→ **Text under study**:
━━━━━━

INDEPENDENCE OF THE DMC

FDA stresses that independence of the DMC from the sponsor, as well as the trial investigators, is critical (1) to ensure that sponsor interests do not influence the DMC, (2) to enhance the objectivity of the DMC and reduce the possibility of bias in its deliberations and recommendations, (3) to maintain the ability of the sponsor to make appropriate modifications to a trial without introducing bias, and (4) to protect the sponsor and the trial from conflicts of interest by maintaining the sponsor in a fully blinded state regarding accumulating findings in the treatment and control arms.

━━━━━━

→ **Using the information**:
[a] According to the passage on DMC independence, which two parties must the DMC be independent of?
[b] Resume the passage on DMC independence, continuing after its last sentence.
The data after this point come from an unrelated source.

→ **Records supplied**:
━━━━━━

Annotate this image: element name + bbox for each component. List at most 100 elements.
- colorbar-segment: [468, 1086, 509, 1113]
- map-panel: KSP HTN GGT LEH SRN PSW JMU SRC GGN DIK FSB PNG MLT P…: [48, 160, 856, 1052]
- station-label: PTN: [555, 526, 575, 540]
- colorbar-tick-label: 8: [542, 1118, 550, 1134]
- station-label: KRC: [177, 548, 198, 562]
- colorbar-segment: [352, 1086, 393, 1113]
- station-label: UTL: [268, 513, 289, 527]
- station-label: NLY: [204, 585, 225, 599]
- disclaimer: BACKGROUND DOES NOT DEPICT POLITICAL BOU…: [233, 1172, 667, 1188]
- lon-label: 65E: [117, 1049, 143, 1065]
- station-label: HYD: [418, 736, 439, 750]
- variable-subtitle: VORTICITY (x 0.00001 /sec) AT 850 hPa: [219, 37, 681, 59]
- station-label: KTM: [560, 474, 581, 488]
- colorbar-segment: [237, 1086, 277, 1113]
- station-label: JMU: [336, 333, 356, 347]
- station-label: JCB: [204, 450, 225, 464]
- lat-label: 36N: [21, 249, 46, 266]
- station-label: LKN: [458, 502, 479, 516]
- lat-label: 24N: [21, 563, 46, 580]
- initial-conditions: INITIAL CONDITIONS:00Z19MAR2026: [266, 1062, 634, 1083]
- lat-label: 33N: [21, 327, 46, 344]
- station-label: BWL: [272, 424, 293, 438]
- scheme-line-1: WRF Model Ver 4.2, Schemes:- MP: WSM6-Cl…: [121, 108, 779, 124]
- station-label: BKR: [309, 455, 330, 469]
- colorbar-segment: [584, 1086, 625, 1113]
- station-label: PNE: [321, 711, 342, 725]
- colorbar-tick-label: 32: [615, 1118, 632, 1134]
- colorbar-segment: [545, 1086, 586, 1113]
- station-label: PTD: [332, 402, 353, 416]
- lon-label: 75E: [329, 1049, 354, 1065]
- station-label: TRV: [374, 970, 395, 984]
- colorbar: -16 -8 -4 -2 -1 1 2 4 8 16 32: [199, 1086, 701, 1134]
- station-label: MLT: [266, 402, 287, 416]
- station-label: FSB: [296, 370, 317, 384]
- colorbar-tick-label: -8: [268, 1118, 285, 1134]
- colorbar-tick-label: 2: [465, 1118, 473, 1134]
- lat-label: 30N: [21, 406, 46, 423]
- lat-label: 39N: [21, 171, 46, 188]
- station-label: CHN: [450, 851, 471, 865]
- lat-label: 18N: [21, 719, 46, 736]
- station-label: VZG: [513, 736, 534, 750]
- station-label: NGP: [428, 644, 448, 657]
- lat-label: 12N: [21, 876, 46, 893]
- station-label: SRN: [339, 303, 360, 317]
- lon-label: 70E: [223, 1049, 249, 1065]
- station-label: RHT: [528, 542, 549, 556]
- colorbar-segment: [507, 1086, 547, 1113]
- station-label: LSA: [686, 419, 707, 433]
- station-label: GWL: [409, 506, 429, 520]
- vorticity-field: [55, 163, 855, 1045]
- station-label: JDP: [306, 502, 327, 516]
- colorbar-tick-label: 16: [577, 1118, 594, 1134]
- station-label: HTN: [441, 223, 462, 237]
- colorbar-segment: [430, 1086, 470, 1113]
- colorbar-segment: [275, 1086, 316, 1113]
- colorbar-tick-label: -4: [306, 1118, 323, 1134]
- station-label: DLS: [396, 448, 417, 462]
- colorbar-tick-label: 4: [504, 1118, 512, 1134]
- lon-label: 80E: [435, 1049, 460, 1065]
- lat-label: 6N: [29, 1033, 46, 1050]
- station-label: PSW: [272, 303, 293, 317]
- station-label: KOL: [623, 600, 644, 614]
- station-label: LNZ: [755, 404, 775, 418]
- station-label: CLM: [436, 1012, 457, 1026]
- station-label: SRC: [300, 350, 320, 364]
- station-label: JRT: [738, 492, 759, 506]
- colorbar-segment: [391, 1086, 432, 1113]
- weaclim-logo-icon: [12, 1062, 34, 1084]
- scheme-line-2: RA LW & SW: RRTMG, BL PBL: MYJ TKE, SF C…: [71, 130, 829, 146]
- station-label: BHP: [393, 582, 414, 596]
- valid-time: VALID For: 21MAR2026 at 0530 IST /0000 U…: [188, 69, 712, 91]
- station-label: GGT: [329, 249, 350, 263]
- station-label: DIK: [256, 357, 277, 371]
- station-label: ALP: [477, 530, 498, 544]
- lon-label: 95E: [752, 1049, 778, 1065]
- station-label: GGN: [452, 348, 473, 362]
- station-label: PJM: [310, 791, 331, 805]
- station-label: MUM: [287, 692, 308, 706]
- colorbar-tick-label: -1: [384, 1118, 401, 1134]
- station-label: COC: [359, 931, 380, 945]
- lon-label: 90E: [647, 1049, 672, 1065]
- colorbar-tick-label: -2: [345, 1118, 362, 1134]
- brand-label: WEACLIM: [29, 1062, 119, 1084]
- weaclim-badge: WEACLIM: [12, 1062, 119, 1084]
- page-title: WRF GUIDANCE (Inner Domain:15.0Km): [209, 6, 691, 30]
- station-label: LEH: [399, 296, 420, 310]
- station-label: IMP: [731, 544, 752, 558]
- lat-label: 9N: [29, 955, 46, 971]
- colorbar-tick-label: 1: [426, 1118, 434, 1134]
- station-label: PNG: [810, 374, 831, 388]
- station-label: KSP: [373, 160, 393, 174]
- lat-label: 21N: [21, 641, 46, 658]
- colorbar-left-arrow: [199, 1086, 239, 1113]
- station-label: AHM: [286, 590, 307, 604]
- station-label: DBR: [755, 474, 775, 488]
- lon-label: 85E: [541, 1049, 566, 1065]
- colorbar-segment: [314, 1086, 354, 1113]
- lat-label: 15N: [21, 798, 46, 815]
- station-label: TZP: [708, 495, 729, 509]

━━━━━━

→ **Task results**:
[a] The sponsor and the trial investigators.

[b]
FDA RECOMMENDATIONS AND REGULATORY REPORTING REQUIREMENTS

In comparison with the 2006 guidance, FDA places increased emphasis on the potential linkage between DMC recommendations regarding safety and disclosures to FDA. For drugs and biological products, FDA stresses that a sponsor must investigate a DMC’s recommendation related to specific safety events identified by a comparison of rates between the two arms of a controlled trial as potentially reportable to FDA under 21 C.F.R. § 312.32. Similarly, FDA emphasizes that a sponsor of a trial of an investigational medical device must consider whether an increased rate of specific adverse events constitutes an unanticipated adverse device effect under 21 C.F.R. §§ 812.46(b) and 812.150(b)(1). FDA goes a step further and recommends that sponsors “inform FDA about all DMC recommendations related to the safety of the investigational product, whether or not the adverse events that led to the recommendation meet the definition of serious.” FDA also recommends that a sponsor should discuss with FDA any DMC recommendation for early termination of the trial because of the observation of a substantial favorable effect on efficacy.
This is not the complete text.